++++ ENTRIES SHOWN ++++

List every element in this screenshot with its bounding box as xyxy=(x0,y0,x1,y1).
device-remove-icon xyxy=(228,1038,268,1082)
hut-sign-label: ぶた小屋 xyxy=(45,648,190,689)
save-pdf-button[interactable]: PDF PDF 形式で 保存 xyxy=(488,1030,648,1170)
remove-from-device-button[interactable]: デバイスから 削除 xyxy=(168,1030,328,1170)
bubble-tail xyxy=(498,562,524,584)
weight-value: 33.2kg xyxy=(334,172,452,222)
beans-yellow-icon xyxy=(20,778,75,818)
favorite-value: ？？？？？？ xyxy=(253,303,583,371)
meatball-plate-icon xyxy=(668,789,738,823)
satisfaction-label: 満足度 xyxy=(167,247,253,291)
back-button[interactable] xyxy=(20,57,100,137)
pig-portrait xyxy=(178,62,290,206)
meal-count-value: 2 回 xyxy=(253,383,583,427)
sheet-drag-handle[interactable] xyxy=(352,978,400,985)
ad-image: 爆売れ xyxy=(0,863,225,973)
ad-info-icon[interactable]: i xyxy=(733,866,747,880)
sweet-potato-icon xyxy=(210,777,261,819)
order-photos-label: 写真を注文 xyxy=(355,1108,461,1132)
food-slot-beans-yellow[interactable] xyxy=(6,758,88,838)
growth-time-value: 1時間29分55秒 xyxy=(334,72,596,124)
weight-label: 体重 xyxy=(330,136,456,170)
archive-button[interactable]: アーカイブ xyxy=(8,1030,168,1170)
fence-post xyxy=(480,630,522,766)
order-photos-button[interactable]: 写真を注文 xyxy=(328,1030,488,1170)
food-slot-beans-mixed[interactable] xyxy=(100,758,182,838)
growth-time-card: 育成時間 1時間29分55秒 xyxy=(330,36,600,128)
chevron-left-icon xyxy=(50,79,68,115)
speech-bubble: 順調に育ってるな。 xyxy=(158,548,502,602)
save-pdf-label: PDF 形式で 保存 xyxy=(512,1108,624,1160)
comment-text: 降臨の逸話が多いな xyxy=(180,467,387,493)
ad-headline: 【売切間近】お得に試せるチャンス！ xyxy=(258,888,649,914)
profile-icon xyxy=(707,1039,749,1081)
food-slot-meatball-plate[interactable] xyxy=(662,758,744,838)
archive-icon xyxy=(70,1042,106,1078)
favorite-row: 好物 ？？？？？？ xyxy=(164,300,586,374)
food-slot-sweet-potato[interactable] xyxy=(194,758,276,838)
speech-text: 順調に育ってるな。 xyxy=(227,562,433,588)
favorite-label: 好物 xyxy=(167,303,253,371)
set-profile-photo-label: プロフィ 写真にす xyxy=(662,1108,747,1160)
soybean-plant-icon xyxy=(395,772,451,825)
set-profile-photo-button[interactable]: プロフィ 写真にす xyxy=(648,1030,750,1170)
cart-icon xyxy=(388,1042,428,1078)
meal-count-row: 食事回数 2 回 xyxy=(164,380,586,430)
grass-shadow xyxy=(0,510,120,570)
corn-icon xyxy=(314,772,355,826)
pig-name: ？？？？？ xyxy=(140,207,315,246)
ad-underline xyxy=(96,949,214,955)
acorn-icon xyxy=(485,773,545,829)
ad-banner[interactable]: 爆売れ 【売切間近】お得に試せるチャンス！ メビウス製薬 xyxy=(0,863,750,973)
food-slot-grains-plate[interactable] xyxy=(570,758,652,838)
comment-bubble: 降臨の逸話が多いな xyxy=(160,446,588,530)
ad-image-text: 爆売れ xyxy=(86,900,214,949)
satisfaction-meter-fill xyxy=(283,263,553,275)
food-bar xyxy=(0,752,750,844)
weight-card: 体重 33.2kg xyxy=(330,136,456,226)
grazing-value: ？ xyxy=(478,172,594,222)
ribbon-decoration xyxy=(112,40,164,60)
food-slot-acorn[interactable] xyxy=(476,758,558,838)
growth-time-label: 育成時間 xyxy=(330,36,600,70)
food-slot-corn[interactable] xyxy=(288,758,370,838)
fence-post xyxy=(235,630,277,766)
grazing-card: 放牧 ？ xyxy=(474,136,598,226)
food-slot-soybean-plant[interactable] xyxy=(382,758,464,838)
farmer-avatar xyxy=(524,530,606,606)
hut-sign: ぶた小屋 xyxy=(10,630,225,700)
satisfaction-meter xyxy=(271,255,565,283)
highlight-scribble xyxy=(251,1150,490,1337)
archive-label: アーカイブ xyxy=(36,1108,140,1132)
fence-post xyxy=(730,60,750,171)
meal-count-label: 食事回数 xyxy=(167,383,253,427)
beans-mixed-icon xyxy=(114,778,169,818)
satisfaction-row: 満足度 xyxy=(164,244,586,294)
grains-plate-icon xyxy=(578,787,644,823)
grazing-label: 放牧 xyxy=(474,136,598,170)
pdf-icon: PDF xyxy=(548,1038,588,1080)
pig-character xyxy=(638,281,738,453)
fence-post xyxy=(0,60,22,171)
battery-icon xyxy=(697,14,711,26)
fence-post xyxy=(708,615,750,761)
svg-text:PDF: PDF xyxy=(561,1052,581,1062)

++++

**TASK STATEMENT**
Rewrite the entries above, replacing each occurrence of "fence-post" with "fence-pillar" and keeping every other character the same.

**IN RESPONSE**
List every element in this screenshot with its bounding box as xyxy=(x0,y0,x1,y1).
device-remove-icon xyxy=(228,1038,268,1082)
hut-sign-label: ぶた小屋 xyxy=(45,648,190,689)
save-pdf-button[interactable]: PDF PDF 形式で 保存 xyxy=(488,1030,648,1170)
remove-from-device-button[interactable]: デバイスから 削除 xyxy=(168,1030,328,1170)
bubble-tail xyxy=(498,562,524,584)
weight-value: 33.2kg xyxy=(334,172,452,222)
beans-yellow-icon xyxy=(20,778,75,818)
favorite-value: ？？？？？？ xyxy=(253,303,583,371)
meatball-plate-icon xyxy=(668,789,738,823)
satisfaction-label: 満足度 xyxy=(167,247,253,291)
back-button[interactable] xyxy=(20,57,100,137)
pig-portrait xyxy=(178,62,290,206)
meal-count-value: 2 回 xyxy=(253,383,583,427)
sheet-drag-handle[interactable] xyxy=(352,978,400,985)
ad-image: 爆売れ xyxy=(0,863,225,973)
ad-info-icon[interactable]: i xyxy=(733,866,747,880)
sweet-potato-icon xyxy=(210,777,261,819)
order-photos-label: 写真を注文 xyxy=(355,1108,461,1132)
food-slot-beans-yellow[interactable] xyxy=(6,758,88,838)
growth-time-value: 1時間29分55秒 xyxy=(334,72,596,124)
weight-label: 体重 xyxy=(330,136,456,170)
archive-button[interactable]: アーカイブ xyxy=(8,1030,168,1170)
fence-pillar xyxy=(480,630,522,766)
order-photos-button[interactable]: 写真を注文 xyxy=(328,1030,488,1170)
food-slot-beans-mixed[interactable] xyxy=(100,758,182,838)
growth-time-card: 育成時間 1時間29分55秒 xyxy=(330,36,600,128)
chevron-left-icon xyxy=(50,79,68,115)
speech-bubble: 順調に育ってるな。 xyxy=(158,548,502,602)
save-pdf-label: PDF 形式で 保存 xyxy=(512,1108,624,1160)
comment-text: 降臨の逸話が多いな xyxy=(180,467,387,493)
ad-headline: 【売切間近】お得に試せるチャンス！ xyxy=(258,888,649,914)
profile-icon xyxy=(707,1039,749,1081)
food-slot-meatball-plate[interactable] xyxy=(662,758,744,838)
archive-icon xyxy=(70,1042,106,1078)
favorite-row: 好物 ？？？？？？ xyxy=(164,300,586,374)
food-slot-sweet-potato[interactable] xyxy=(194,758,276,838)
speech-text: 順調に育ってるな。 xyxy=(227,562,433,588)
favorite-label: 好物 xyxy=(167,303,253,371)
set-profile-photo-label: プロフィ 写真にす xyxy=(662,1108,747,1160)
soybean-plant-icon xyxy=(395,772,451,825)
set-profile-photo-button[interactable]: プロフィ 写真にす xyxy=(648,1030,750,1170)
cart-icon xyxy=(388,1042,428,1078)
meal-count-row: 食事回数 2 回 xyxy=(164,380,586,430)
grass-shadow xyxy=(0,510,120,570)
corn-icon xyxy=(314,772,355,826)
pig-name: ？？？？？ xyxy=(140,207,315,246)
ad-underline xyxy=(96,949,214,955)
acorn-icon xyxy=(485,773,545,829)
ad-banner[interactable]: 爆売れ 【売切間近】お得に試せるチャンス！ メビウス製薬 xyxy=(0,863,750,973)
food-slot-grains-plate[interactable] xyxy=(570,758,652,838)
comment-bubble: 降臨の逸話が多いな xyxy=(160,446,588,530)
ad-image-text: 爆売れ xyxy=(86,900,214,949)
satisfaction-meter-fill xyxy=(283,263,553,275)
food-bar xyxy=(0,752,750,844)
weight-card: 体重 33.2kg xyxy=(330,136,456,226)
grazing-value: ？ xyxy=(478,172,594,222)
ribbon-decoration xyxy=(112,40,164,60)
food-slot-acorn[interactable] xyxy=(476,758,558,838)
growth-time-label: 育成時間 xyxy=(330,36,600,70)
food-slot-corn[interactable] xyxy=(288,758,370,838)
fence-pillar xyxy=(235,630,277,766)
grazing-card: 放牧 ？ xyxy=(474,136,598,226)
food-slot-soybean-plant[interactable] xyxy=(382,758,464,838)
farmer-avatar xyxy=(524,530,606,606)
hut-sign: ぶた小屋 xyxy=(10,630,225,700)
satisfaction-meter xyxy=(271,255,565,283)
highlight-scribble xyxy=(251,1150,490,1337)
archive-label: アーカイブ xyxy=(36,1108,140,1132)
fence-pillar xyxy=(730,60,750,171)
meal-count-label: 食事回数 xyxy=(167,383,253,427)
beans-mixed-icon xyxy=(114,778,169,818)
satisfaction-row: 満足度 xyxy=(164,244,586,294)
grains-plate-icon xyxy=(578,787,644,823)
grazing-label: 放牧 xyxy=(474,136,598,170)
pdf-icon: PDF xyxy=(548,1038,588,1080)
pig-character xyxy=(638,281,738,453)
fence-pillar xyxy=(0,60,22,171)
battery-icon xyxy=(697,14,711,26)
fence-pillar xyxy=(708,615,750,761)
svg-text:PDF: PDF xyxy=(561,1052,581,1062)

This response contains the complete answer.